[RECORDS]
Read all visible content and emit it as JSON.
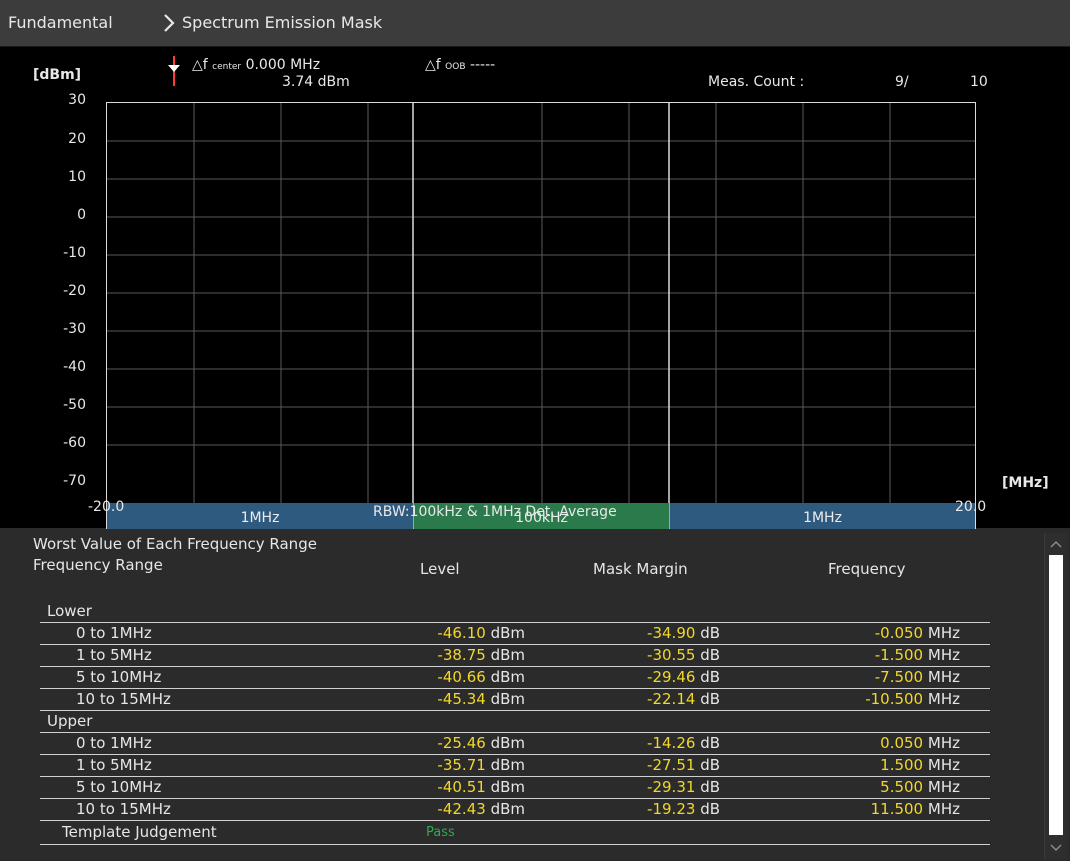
{
  "titlebar": {
    "crumb1": "Fundamental",
    "crumb2": "Spectrum Emission Mask"
  },
  "graph": {
    "y_unit": "[dBm]",
    "x_unit": "[MHz]",
    "marker_center_prefix": "△f",
    "marker_center_sub": "center",
    "marker_center_freq": "0.000 MHz",
    "marker_level": "3.74 dBm",
    "marker_oob_prefix": "△f",
    "marker_oob_sub": "OOB",
    "marker_oob_value": "-----",
    "meas_label": "Meas. Count :",
    "meas_current": "9/",
    "meas_total": "10",
    "y_ticks": [
      "30",
      "20",
      "10",
      "0",
      "-10",
      "-20",
      "-30",
      "-40",
      "-50",
      "-60",
      "-70"
    ],
    "x_min_label": "-20.0",
    "x_max_label": "20.0",
    "footer": "RBW:100kHz & 1MHz Det. Average",
    "bands": [
      {
        "label": "1MHz",
        "color": "#2f5a80"
      },
      {
        "label": "100kHz",
        "color": "#2a7a4c"
      },
      {
        "label": "1MHz",
        "color": "#2f5a80"
      }
    ],
    "colors": {
      "marker": "#ff3b3b",
      "grid": "#5a5a5a",
      "frame": "#dcdcdc"
    }
  },
  "table": {
    "section_title": "Worst Value of Each Frequency Range",
    "headers": {
      "range": "Frequency Range",
      "level": "Level",
      "margin": "Mask Margin",
      "freq": "Frequency"
    },
    "lower_label": "Lower",
    "upper_label": "Upper",
    "lower": [
      {
        "range": "0 to 1MHz",
        "level": "-46.10",
        "level_unit": "dBm",
        "margin": "-34.90",
        "margin_unit": "dB",
        "freq": "-0.050",
        "freq_unit": "MHz"
      },
      {
        "range": "1 to 5MHz",
        "level": "-38.75",
        "level_unit": "dBm",
        "margin": "-30.55",
        "margin_unit": "dB",
        "freq": "-1.500",
        "freq_unit": "MHz"
      },
      {
        "range": "5 to 10MHz",
        "level": "-40.66",
        "level_unit": "dBm",
        "margin": "-29.46",
        "margin_unit": "dB",
        "freq": "-7.500",
        "freq_unit": "MHz"
      },
      {
        "range": "10 to 15MHz",
        "level": "-45.34",
        "level_unit": "dBm",
        "margin": "-22.14",
        "margin_unit": "dB",
        "freq": "-10.500",
        "freq_unit": "MHz"
      }
    ],
    "upper": [
      {
        "range": "0 to 1MHz",
        "level": "-25.46",
        "level_unit": "dBm",
        "margin": "-14.26",
        "margin_unit": "dB",
        "freq": "0.050",
        "freq_unit": "MHz"
      },
      {
        "range": "1 to 5MHz",
        "level": "-35.71",
        "level_unit": "dBm",
        "margin": "-27.51",
        "margin_unit": "dB",
        "freq": "1.500",
        "freq_unit": "MHz"
      },
      {
        "range": "5 to 10MHz",
        "level": "-40.51",
        "level_unit": "dBm",
        "margin": "-29.31",
        "margin_unit": "dB",
        "freq": "5.500",
        "freq_unit": "MHz"
      },
      {
        "range": "10 to 15MHz",
        "level": "-42.43",
        "level_unit": "dBm",
        "margin": "-19.23",
        "margin_unit": "dB",
        "freq": "11.500",
        "freq_unit": "MHz"
      }
    ],
    "judgement_label": "Template Judgement",
    "judgement_value": "Pass",
    "colors": {
      "value": "#f2d72a",
      "pass": "#2fa84f"
    }
  }
}
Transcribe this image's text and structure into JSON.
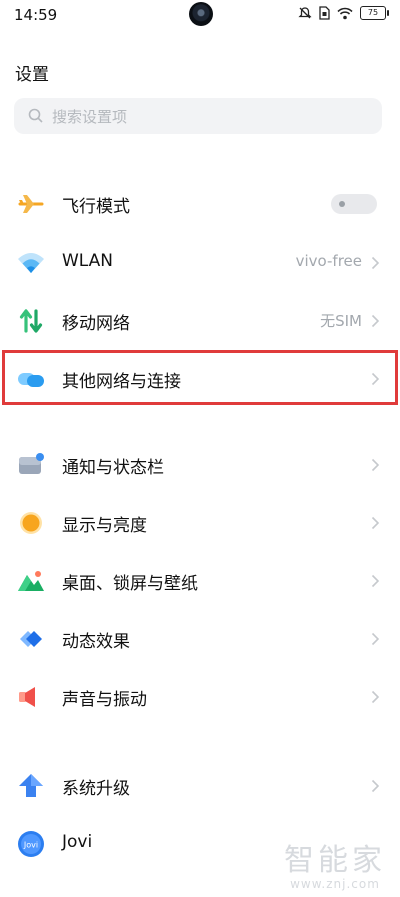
{
  "status_bar": {
    "time": "14:59",
    "battery": "75",
    "icons": [
      "mute-icon",
      "sim-icon",
      "wifi-icon",
      "battery-icon"
    ]
  },
  "header": {
    "title": "设置"
  },
  "search": {
    "placeholder": "搜索设置项"
  },
  "settings": [
    {
      "label": "飞行模式",
      "icon": "airplane-icon",
      "control": "toggle",
      "toggle_on": false
    },
    {
      "label": "WLAN",
      "icon": "wifi-icon",
      "value": "vivo-free"
    },
    {
      "label": "移动网络",
      "icon": "mobile-data-icon",
      "value": "无SIM"
    },
    {
      "label": "其他网络与连接",
      "icon": "connection-icon",
      "highlighted": true
    },
    {
      "label": "通知与状态栏",
      "icon": "notification-icon"
    },
    {
      "label": "显示与亮度",
      "icon": "brightness-icon"
    },
    {
      "label": "桌面、锁屏与壁纸",
      "icon": "wallpaper-icon"
    },
    {
      "label": "动态效果",
      "icon": "animation-icon"
    },
    {
      "label": "声音与振动",
      "icon": "sound-icon"
    },
    {
      "label": "系统升级",
      "icon": "upgrade-icon"
    },
    {
      "label": "Jovi",
      "icon": "jovi-icon",
      "icon_text": "Jovi"
    }
  ],
  "watermark": {
    "big": "智能家",
    "small": "www.znj.com"
  },
  "colors": {
    "highlight_border": "#e03b3b",
    "chevron": "#c6c9cd",
    "value_text": "#a3a8ae"
  }
}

[TASK DESCRIPTION]
Output each line of the listing above, word for word, from the one holding "Transcribe this image's" through the last line, both included; omit the pictures.

[CORRECT OUTPUT]
Transcribe this image's text and structure into JSON.
{
  "status_bar": {
    "time": "14:59",
    "battery": "75",
    "icons": [
      "mute-icon",
      "sim-icon",
      "wifi-icon",
      "battery-icon"
    ]
  },
  "header": {
    "title": "设置"
  },
  "search": {
    "placeholder": "搜索设置项"
  },
  "settings": [
    {
      "label": "飞行模式",
      "icon": "airplane-icon",
      "control": "toggle",
      "toggle_on": false
    },
    {
      "label": "WLAN",
      "icon": "wifi-icon",
      "value": "vivo-free"
    },
    {
      "label": "移动网络",
      "icon": "mobile-data-icon",
      "value": "无SIM"
    },
    {
      "label": "其他网络与连接",
      "icon": "connection-icon",
      "highlighted": true
    },
    {
      "label": "通知与状态栏",
      "icon": "notification-icon"
    },
    {
      "label": "显示与亮度",
      "icon": "brightness-icon"
    },
    {
      "label": "桌面、锁屏与壁纸",
      "icon": "wallpaper-icon"
    },
    {
      "label": "动态效果",
      "icon": "animation-icon"
    },
    {
      "label": "声音与振动",
      "icon": "sound-icon"
    },
    {
      "label": "系统升级",
      "icon": "upgrade-icon"
    },
    {
      "label": "Jovi",
      "icon": "jovi-icon",
      "icon_text": "Jovi"
    }
  ],
  "watermark": {
    "big": "智能家",
    "small": "www.znj.com"
  },
  "colors": {
    "highlight_border": "#e03b3b",
    "chevron": "#c6c9cd",
    "value_text": "#a3a8ae"
  }
}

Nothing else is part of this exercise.